_Text_.
——
Cases take far too long. With care and supervision cases now taking on average 56 weeks (61 weeks in care centres) the life chances of already damaged children are further undermined by the very system that is supposed to protect them. And in private law, an average of 32 weeks allows conflict to become further entrenched and temporary arrangements for the care of children to become the default.
The cost both to the taxpayer and often the individual is high. Many respondents saw a need for increased spending. But we are not convinced that current resources are spent in the most efficient and effective way.
Both children and adults are often confused about what is happening to them. The need to address this will rise with the likely increase in the number of people who represent themselves in private law cases.
Organisational structures are complicated and overlapping, with no clear sense of leadership or accountability. No one looks at the performance of the system as a whole...
Children's interests are central to the operation of the family justice system. Decisions should take the wishes of children into account and children should know what is happening and why. People urged us to consider the need to take great care in consulting children, and for this to be handled sensitively and to take into account the child's age and understanding.
Children and young people should be given age appropriate information to explain what is happening when they are involved in cases. They should as early as possible be supported to make their views known and older children should be offered a menu of options, to lay out the ways in which they could – if they wish – do this...
Expert evidence is often necessary to a fair and complete court process. But growth in the use
of experts is now a major contributor to unacceptable delay.
——
_Material shown_.
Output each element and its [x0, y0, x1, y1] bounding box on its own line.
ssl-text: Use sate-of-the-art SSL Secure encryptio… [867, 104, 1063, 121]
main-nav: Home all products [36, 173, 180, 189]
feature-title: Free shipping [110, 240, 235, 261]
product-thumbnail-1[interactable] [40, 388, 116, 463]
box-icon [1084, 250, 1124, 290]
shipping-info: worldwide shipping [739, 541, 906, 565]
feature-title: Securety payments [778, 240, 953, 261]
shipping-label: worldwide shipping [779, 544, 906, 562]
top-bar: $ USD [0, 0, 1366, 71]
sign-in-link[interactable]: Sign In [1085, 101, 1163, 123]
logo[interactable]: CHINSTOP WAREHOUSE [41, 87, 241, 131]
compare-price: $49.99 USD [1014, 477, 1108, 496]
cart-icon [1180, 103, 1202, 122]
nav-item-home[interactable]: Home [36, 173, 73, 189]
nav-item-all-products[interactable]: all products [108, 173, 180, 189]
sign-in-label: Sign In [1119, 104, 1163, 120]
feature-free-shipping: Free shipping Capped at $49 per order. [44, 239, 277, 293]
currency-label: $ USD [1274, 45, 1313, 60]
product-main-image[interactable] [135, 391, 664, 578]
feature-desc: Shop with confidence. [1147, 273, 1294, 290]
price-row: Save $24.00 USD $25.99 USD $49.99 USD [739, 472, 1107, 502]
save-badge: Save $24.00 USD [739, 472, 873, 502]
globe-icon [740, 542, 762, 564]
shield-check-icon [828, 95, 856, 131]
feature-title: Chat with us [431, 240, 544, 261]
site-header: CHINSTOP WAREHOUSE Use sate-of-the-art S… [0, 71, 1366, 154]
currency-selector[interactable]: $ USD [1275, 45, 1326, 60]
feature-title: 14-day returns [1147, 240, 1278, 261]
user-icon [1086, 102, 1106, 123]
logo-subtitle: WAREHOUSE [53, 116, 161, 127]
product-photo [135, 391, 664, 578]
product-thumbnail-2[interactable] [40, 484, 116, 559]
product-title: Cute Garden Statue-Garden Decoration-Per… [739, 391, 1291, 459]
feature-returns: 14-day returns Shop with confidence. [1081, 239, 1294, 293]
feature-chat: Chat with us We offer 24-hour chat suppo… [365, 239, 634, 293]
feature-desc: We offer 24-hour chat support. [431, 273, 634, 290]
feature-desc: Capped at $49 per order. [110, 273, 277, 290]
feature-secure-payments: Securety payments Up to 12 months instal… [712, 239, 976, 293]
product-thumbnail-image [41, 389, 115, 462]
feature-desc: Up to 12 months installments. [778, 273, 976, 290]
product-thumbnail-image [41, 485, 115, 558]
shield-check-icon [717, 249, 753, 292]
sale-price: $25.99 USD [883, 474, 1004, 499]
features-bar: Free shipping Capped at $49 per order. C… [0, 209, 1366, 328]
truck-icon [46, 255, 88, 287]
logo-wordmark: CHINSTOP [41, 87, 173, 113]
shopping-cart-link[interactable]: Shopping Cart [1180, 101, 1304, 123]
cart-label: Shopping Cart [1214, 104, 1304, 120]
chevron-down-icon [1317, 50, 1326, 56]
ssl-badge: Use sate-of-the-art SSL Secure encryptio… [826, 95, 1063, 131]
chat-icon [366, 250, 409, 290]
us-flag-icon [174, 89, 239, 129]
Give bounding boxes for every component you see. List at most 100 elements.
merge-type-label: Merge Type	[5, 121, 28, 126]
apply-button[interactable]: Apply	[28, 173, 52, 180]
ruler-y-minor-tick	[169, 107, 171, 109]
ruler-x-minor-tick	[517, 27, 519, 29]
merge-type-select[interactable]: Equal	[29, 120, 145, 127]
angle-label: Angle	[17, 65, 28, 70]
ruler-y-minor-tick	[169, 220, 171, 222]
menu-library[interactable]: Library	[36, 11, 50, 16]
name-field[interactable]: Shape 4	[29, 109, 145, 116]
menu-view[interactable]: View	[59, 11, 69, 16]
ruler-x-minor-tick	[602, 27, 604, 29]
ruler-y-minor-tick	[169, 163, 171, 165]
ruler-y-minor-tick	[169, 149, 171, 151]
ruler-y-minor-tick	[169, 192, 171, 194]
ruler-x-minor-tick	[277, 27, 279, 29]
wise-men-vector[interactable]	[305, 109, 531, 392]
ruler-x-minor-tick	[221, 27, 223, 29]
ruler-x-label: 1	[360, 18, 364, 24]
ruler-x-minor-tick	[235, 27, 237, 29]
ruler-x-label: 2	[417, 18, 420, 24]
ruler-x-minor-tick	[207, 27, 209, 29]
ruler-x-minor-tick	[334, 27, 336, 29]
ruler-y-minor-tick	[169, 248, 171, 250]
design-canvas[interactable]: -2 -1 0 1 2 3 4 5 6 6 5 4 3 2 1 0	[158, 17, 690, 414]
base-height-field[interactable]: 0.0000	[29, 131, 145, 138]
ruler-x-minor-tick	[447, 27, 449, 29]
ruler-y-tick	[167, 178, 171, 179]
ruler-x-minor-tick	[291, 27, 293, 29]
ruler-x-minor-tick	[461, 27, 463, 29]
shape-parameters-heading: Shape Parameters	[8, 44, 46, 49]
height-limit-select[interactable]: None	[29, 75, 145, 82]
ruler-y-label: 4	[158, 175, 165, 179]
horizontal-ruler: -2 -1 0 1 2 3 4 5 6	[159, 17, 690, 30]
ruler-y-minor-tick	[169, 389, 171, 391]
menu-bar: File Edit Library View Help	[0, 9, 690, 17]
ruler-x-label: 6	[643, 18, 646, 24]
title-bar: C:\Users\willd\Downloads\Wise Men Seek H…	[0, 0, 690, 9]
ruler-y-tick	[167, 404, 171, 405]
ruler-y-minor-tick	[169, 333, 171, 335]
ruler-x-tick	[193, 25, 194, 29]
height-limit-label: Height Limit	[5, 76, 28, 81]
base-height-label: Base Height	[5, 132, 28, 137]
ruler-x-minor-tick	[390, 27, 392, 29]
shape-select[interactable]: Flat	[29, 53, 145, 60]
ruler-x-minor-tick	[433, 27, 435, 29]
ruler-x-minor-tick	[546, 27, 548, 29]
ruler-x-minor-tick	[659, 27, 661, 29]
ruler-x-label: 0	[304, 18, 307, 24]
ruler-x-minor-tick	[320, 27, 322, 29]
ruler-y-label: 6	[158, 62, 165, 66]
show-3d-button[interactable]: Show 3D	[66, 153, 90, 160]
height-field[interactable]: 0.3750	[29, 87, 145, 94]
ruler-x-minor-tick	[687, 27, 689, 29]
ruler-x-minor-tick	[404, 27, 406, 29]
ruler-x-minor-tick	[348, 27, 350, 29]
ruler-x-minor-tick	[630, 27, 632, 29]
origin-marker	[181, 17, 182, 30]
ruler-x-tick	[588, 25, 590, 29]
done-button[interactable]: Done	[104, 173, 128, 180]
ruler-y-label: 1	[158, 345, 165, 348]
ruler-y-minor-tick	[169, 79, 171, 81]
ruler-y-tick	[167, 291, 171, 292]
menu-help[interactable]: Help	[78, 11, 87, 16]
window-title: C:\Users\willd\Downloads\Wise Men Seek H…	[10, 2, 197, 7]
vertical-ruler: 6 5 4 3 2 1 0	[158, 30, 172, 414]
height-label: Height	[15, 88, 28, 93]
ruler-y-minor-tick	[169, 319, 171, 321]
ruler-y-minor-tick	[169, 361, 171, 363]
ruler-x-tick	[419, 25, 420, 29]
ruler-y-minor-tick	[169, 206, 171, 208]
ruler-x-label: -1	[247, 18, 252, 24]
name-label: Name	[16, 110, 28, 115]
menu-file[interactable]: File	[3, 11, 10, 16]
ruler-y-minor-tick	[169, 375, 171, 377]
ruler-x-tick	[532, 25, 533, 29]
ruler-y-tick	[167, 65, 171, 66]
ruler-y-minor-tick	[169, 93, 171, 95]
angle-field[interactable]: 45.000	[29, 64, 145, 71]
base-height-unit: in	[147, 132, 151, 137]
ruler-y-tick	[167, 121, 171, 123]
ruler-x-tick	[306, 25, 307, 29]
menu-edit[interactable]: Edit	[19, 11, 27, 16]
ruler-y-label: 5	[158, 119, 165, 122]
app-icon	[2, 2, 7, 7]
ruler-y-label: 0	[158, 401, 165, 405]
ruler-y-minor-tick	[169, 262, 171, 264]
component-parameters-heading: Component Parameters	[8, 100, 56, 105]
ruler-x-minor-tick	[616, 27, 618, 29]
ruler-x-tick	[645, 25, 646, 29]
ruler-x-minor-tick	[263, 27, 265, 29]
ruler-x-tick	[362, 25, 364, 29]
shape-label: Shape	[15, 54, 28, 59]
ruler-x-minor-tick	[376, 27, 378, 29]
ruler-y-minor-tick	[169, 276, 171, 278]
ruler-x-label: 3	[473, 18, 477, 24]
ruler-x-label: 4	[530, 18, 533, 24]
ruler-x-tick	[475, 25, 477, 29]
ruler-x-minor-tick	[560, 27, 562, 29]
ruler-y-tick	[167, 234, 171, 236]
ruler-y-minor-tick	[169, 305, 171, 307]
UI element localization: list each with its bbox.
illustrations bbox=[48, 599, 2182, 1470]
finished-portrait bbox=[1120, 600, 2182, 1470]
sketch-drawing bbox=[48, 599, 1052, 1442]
——
_What is asked_.
a – In the family justice text, how long do care and supervision cases now take on average?
b – Restate the family justice text from "Children's interests are" up to and including "age and understanding.", putting "family court system" wherever "family justice system" appears.

_Exercise answers_.
a – 56 weeks on average, or 61 weeks in care centres.

b –
Children's interests are central to the operation of the family court system. Decisions should take the wishes of children into account and children should know what is happening and why. People urged us to consider the need to take great care in consulting children, and for this to be handled sensitively and to take into account the child's age and understanding.